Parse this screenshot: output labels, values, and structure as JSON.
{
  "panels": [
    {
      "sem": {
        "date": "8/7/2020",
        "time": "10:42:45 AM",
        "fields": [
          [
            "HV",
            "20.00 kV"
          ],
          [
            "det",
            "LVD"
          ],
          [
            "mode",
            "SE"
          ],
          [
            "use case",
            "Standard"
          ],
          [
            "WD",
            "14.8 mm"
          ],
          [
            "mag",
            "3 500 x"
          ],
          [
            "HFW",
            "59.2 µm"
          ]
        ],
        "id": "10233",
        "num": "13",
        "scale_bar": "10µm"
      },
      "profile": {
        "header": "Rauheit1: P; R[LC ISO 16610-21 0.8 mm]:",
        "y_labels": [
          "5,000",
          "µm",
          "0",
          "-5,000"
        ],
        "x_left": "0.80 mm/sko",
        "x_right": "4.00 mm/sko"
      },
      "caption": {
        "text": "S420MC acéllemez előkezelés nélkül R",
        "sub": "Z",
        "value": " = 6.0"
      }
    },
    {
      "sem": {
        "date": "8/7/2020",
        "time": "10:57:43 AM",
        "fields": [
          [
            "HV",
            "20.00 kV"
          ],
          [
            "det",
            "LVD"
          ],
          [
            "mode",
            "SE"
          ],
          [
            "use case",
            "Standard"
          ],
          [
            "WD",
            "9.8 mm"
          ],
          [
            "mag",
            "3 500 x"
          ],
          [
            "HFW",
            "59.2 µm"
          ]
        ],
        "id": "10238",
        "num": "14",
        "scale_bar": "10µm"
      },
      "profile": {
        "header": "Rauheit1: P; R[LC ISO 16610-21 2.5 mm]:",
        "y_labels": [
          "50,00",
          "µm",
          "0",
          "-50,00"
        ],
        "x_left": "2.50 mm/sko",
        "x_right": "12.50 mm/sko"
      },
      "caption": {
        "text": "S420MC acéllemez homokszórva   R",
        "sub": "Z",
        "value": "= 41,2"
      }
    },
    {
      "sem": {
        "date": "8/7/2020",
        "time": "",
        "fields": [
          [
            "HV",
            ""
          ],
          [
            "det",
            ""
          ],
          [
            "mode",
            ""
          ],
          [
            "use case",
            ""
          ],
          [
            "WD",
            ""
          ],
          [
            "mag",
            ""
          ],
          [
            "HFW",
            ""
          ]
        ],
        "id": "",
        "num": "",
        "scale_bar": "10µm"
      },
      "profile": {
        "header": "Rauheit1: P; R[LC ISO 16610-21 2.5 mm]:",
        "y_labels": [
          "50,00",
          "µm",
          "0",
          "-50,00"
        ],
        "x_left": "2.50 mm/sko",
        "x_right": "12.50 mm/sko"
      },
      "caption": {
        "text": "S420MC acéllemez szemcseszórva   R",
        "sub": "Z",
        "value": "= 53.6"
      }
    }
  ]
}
------------------------------
Task objective>
Every entry must be output again, exactly as written above.

The output>
Parse this screenshot: output labels, values, and structure as JSON.
{
  "panels": [
    {
      "sem": {
        "date": "8/7/2020",
        "time": "10:42:45 AM",
        "fields": [
          [
            "HV",
            "20.00 kV"
          ],
          [
            "det",
            "LVD"
          ],
          [
            "mode",
            "SE"
          ],
          [
            "use case",
            "Standard"
          ],
          [
            "WD",
            "14.8 mm"
          ],
          [
            "mag",
            "3 500 x"
          ],
          [
            "HFW",
            "59.2 µm"
          ]
        ],
        "id": "10233",
        "num": "13",
        "scale_bar": "10µm"
      },
      "profile": {
        "header": "Rauheit1: P; R[LC ISO 16610-21 0.8 mm]:",
        "y_labels": [
          "5,000",
          "µm",
          "0",
          "-5,000"
        ],
        "x_left": "0.80 mm/sko",
        "x_right": "4.00 mm/sko"
      },
      "caption": {
        "text": "S420MC acéllemez előkezelés nélkül R",
        "sub": "Z",
        "value": " = 6.0"
      }
    },
    {
      "sem": {
        "date": "8/7/2020",
        "time": "10:57:43 AM",
        "fields": [
          [
            "HV",
            "20.00 kV"
          ],
          [
            "det",
            "LVD"
          ],
          [
            "mode",
            "SE"
          ],
          [
            "use case",
            "Standard"
          ],
          [
            "WD",
            "9.8 mm"
          ],
          [
            "mag",
            "3 500 x"
          ],
          [
            "HFW",
            "59.2 µm"
          ]
        ],
        "id": "10238",
        "num": "14",
        "scale_bar": "10µm"
      },
      "profile": {
        "header": "Rauheit1: P; R[LC ISO 16610-21 2.5 mm]:",
        "y_labels": [
          "50,00",
          "µm",
          "0",
          "-50,00"
        ],
        "x_left": "2.50 mm/sko",
        "x_right": "12.50 mm/sko"
      },
      "caption": {
        "text": "S420MC acéllemez homokszórva   R",
        "sub": "Z",
        "value": "= 41,2"
      }
    },
    {
      "sem": {
        "date": "8/7/2020",
        "time": "",
        "fields": [
          [
            "HV",
            ""
          ],
          [
            "det",
            ""
          ],
          [
            "mode",
            ""
          ],
          [
            "use case",
            ""
          ],
          [
            "WD",
            ""
          ],
          [
            "mag",
            ""
          ],
          [
            "HFW",
            ""
          ]
        ],
        "id": "",
        "num": "",
        "scale_bar": "10µm"
      },
      "profile": {
        "header": "Rauheit1: P; R[LC ISO 16610-21 2.5 mm]:",
        "y_labels": [
          "50,00",
          "µm",
          "0",
          "-50,00"
        ],
        "x_left": "2.50 mm/sko",
        "x_right": "12.50 mm/sko"
      },
      "caption": {
        "text": "S420MC acéllemez szemcseszórva   R",
        "sub": "Z",
        "value": "= 53.6"
      }
    }
  ]
}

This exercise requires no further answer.